- **SET TASK**
In the entries below, count each line holding the word "合格者数". Answer with the total alone.

- **SOURCE RECORDS**
::::::
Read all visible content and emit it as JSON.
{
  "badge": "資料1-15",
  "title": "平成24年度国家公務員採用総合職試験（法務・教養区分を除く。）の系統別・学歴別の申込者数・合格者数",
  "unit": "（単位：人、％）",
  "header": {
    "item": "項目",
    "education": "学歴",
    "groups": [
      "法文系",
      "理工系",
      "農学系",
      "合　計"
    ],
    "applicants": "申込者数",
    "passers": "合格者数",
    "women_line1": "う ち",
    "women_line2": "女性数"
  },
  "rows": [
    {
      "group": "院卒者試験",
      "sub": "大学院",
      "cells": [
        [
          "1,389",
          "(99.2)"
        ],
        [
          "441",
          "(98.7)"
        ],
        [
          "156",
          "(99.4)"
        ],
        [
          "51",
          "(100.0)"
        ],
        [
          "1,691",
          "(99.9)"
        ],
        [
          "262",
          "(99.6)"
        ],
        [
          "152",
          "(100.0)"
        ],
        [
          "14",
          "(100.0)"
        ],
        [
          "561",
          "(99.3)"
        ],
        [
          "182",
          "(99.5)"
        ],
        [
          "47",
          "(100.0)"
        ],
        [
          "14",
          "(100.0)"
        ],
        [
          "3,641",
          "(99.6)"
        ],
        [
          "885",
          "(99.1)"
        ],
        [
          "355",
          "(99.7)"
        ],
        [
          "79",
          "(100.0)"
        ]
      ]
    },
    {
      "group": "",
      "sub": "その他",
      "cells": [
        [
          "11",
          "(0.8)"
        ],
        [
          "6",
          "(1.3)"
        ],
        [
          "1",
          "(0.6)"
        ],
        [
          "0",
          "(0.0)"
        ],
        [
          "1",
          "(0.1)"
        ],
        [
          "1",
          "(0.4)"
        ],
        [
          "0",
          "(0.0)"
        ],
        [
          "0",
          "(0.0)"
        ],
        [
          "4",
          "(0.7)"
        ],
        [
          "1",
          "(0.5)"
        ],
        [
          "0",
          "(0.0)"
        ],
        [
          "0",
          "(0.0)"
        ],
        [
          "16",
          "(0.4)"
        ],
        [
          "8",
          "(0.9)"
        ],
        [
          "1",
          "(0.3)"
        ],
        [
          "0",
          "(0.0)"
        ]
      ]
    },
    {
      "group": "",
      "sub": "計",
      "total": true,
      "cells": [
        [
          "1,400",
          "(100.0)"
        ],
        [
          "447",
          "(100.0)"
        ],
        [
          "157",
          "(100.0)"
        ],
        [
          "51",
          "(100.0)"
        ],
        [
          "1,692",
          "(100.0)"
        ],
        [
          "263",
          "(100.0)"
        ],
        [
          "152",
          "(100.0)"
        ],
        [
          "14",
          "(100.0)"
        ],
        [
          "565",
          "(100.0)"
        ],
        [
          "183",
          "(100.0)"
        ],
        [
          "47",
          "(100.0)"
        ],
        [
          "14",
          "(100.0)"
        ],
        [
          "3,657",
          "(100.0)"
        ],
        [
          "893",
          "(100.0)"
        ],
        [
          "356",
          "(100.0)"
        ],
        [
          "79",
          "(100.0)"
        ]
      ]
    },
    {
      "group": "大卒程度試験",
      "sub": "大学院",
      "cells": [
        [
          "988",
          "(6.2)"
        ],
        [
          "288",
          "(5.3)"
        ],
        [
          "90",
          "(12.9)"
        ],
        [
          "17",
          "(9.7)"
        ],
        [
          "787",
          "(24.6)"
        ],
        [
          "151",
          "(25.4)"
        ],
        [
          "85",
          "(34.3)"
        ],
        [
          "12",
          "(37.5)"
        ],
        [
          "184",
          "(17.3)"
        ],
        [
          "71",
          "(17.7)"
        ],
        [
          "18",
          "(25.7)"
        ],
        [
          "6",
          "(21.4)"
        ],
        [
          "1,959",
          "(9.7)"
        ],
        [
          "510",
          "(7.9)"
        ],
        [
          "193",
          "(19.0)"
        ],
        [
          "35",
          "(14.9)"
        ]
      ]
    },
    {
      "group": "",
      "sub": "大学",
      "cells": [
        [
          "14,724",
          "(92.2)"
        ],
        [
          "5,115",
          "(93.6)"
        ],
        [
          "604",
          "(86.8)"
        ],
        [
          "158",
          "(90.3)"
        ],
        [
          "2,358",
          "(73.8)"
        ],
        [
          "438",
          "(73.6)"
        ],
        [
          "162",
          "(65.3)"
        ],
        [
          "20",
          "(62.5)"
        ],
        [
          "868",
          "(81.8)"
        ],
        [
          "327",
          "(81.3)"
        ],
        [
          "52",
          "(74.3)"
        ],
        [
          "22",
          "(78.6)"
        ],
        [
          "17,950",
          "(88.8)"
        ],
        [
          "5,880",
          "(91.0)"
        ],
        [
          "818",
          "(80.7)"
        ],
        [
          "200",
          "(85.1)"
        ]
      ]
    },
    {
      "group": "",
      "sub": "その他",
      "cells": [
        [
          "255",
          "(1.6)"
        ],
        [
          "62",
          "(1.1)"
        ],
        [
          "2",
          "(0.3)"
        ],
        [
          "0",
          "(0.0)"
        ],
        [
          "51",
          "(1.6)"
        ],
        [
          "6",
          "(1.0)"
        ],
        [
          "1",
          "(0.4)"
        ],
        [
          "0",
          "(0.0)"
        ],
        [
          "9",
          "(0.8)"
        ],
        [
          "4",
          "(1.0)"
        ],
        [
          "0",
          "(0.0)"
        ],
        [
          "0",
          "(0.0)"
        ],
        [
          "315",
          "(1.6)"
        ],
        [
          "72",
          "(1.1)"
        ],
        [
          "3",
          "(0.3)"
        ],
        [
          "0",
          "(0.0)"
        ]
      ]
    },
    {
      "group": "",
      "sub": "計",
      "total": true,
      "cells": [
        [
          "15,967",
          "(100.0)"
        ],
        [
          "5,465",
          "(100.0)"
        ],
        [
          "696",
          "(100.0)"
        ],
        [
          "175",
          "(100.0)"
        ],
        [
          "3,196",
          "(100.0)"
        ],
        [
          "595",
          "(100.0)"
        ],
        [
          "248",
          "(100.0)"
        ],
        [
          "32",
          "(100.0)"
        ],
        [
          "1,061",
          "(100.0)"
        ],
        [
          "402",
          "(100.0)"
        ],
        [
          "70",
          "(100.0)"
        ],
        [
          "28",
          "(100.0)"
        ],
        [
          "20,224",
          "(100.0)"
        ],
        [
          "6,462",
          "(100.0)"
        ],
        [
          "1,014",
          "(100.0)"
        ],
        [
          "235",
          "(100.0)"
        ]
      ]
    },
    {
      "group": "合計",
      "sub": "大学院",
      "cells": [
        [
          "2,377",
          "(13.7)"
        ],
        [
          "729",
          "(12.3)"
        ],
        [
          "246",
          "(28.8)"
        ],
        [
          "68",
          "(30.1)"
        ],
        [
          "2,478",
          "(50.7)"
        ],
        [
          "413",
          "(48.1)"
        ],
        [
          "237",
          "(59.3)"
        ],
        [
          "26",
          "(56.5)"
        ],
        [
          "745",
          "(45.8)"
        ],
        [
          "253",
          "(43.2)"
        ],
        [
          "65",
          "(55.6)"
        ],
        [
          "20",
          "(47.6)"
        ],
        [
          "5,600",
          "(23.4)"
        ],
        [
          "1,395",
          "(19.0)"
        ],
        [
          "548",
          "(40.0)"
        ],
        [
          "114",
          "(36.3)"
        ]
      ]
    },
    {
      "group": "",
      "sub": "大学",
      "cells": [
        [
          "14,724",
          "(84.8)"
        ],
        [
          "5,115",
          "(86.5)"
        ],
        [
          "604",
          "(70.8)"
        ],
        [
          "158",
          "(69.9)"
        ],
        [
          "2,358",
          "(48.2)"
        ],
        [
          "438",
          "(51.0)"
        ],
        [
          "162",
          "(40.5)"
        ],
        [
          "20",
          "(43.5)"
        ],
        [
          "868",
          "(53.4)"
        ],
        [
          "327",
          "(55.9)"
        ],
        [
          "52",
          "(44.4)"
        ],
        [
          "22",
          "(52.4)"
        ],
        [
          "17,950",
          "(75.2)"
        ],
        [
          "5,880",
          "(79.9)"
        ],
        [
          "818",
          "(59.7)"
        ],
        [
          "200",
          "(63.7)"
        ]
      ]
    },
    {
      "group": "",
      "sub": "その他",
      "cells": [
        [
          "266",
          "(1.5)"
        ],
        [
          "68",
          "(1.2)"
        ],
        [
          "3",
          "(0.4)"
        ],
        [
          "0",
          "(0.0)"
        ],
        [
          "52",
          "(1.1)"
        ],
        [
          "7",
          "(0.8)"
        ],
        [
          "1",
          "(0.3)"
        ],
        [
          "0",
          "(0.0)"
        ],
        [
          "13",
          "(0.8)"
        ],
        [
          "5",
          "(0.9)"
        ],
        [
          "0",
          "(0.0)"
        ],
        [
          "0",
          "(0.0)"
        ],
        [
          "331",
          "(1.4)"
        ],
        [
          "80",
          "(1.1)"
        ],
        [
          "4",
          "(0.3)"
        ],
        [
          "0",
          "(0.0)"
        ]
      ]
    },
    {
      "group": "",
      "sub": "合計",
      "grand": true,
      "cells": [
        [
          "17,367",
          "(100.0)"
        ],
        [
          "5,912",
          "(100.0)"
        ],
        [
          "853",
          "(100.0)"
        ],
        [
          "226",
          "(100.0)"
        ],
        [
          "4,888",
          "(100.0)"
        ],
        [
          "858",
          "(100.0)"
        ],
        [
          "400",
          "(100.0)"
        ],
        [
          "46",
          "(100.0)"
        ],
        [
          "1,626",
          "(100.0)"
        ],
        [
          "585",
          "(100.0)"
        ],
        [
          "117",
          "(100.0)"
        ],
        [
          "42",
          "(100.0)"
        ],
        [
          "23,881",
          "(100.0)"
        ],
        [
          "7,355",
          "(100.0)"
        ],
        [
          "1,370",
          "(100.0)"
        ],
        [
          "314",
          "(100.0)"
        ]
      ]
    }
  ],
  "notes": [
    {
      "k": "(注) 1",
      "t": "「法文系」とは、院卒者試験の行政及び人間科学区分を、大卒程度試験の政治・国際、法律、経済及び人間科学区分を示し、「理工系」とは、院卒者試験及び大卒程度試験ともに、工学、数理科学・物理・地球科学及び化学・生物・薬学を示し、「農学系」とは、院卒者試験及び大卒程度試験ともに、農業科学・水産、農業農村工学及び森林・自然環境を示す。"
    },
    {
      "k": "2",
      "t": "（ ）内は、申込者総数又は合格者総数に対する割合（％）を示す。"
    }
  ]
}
::::::
- **EXERCISE SOLUTION**
2